## Start Record set
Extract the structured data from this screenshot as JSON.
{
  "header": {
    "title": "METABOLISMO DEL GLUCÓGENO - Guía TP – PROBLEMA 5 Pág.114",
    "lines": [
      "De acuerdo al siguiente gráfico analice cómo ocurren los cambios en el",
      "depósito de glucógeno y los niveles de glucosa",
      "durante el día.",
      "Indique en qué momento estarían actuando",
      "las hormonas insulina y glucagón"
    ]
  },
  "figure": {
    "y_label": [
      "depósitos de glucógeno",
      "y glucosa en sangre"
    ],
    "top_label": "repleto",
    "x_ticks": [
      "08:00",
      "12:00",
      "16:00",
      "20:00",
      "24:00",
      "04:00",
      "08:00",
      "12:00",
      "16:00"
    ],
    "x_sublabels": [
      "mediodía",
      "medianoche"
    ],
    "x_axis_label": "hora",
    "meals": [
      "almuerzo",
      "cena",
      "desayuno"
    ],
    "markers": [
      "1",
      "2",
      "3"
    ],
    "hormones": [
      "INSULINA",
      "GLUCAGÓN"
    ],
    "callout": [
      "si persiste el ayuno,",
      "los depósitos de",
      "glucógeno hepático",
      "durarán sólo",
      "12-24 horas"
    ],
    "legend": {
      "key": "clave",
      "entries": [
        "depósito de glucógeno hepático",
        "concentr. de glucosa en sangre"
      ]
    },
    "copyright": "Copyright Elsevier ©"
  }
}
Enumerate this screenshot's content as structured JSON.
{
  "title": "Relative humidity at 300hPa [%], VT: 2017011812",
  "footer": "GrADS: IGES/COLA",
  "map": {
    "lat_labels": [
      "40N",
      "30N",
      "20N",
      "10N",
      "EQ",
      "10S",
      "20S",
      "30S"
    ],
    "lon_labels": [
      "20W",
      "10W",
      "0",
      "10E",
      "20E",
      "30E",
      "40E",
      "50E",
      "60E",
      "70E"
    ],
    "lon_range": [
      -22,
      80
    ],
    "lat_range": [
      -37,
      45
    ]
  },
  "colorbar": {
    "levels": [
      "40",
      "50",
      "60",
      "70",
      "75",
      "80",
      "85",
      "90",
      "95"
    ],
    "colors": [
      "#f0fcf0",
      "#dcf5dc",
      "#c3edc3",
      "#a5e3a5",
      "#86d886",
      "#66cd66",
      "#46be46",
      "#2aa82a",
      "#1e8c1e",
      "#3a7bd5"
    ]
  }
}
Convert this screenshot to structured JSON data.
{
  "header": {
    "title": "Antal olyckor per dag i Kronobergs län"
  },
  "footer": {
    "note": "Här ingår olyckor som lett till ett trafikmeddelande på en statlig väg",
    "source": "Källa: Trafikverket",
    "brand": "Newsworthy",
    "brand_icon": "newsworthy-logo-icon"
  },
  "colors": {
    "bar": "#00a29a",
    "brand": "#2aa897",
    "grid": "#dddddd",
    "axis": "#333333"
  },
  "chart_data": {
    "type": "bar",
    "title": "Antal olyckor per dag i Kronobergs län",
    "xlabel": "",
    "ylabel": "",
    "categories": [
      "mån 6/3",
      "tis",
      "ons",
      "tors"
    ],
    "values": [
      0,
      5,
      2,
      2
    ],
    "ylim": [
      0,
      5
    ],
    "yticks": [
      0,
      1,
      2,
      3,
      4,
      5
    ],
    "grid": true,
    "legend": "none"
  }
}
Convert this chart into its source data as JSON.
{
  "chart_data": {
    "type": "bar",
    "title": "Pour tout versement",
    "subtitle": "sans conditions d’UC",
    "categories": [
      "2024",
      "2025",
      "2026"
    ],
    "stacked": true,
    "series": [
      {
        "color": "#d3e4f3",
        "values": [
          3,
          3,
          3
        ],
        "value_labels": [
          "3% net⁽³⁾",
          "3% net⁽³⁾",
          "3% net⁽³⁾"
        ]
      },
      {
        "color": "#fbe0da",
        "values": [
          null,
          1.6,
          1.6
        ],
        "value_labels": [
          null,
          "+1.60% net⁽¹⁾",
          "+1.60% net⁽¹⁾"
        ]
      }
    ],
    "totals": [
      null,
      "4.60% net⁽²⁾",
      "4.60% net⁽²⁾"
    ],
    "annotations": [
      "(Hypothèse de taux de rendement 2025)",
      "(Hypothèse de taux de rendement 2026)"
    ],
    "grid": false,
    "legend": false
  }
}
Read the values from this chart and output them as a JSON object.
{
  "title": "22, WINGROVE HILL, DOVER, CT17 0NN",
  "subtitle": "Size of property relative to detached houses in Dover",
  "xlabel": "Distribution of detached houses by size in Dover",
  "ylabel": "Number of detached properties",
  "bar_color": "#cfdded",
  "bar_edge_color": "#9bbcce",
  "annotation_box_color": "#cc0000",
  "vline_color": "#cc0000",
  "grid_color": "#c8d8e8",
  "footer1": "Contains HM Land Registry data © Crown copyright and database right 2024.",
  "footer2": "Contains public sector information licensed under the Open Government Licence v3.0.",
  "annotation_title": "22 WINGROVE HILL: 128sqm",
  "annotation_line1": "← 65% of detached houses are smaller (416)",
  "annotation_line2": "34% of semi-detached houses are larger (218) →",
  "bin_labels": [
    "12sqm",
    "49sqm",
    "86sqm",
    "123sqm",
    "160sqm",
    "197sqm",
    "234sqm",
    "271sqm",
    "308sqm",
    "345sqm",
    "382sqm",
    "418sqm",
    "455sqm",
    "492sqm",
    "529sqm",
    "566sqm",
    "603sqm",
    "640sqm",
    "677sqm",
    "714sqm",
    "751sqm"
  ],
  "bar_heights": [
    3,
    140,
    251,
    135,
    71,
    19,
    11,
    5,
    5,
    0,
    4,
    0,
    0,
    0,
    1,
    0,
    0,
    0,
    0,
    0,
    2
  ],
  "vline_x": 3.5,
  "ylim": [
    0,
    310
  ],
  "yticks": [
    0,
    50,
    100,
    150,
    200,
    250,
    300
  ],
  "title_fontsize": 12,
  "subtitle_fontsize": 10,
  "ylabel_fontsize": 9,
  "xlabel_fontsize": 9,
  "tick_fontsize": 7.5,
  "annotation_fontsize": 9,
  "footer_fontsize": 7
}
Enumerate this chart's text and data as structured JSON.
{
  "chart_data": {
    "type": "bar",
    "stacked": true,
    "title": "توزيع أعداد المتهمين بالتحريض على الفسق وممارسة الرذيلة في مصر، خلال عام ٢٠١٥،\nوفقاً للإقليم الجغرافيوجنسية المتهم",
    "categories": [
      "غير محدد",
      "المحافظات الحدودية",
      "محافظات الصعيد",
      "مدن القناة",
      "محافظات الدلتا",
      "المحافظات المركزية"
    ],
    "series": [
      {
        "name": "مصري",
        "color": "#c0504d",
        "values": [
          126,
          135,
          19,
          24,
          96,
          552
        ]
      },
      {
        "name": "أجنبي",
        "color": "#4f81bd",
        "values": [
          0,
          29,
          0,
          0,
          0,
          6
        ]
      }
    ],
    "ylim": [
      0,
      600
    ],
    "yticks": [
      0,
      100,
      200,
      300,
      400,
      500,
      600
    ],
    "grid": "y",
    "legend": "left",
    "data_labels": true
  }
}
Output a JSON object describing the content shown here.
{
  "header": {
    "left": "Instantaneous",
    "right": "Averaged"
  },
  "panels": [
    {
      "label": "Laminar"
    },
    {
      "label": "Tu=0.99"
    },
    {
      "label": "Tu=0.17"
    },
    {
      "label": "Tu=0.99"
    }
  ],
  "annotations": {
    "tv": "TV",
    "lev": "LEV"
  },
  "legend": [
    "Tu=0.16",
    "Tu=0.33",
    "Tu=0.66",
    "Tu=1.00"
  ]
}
## End Record set
# Task details
Determine how many lines of the listing hold the word "content" and reply with that figure alone.

# Response
2